--- start of GIVEN DATA ---

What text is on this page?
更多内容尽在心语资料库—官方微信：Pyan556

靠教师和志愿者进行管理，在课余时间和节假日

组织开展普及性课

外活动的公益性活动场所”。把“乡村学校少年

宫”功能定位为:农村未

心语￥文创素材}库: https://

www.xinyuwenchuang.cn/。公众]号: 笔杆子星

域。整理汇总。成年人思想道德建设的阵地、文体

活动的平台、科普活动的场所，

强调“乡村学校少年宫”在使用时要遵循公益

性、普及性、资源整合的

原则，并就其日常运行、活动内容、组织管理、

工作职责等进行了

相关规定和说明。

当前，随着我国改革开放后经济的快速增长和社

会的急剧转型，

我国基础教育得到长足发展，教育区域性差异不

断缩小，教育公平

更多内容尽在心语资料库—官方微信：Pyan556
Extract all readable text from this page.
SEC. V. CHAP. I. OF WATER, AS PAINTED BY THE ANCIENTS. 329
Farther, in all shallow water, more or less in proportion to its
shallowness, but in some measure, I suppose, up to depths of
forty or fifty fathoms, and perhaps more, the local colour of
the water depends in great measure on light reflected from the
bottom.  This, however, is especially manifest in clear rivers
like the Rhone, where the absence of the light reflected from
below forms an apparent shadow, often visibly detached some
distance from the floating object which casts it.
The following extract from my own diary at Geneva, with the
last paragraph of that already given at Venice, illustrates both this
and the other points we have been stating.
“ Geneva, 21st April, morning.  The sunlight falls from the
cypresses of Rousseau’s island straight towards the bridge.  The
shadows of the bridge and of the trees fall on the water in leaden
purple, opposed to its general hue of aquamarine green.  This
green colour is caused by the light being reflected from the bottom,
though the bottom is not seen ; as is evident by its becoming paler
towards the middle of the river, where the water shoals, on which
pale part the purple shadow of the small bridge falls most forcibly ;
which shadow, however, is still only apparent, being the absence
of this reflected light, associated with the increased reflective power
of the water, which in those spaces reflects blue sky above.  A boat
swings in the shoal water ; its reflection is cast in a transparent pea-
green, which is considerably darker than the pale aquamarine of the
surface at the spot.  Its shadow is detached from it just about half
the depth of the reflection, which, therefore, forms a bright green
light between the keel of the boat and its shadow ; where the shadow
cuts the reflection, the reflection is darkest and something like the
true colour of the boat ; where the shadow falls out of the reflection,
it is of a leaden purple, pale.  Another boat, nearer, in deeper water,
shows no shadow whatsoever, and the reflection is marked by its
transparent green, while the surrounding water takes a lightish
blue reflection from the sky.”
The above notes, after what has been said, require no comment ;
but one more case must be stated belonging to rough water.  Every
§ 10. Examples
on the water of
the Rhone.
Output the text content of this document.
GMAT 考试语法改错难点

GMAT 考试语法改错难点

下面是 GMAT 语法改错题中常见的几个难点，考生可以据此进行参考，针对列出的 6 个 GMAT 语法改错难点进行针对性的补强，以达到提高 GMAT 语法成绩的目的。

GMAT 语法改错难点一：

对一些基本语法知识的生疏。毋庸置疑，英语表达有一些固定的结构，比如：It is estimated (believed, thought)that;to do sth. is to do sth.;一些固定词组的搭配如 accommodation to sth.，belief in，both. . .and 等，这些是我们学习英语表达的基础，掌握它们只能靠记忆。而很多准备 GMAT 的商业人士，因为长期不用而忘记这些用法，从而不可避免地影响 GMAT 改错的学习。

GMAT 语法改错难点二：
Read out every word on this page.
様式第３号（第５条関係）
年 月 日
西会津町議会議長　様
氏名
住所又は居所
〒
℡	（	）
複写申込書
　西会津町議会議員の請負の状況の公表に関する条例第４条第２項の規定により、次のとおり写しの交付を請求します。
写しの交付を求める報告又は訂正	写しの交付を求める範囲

--- end of GIVEN DATA ---

Return every line of the preceding records in which the word "Rhone" appears.

like the Rhone, where the absence of the light reflected from
the Rhone.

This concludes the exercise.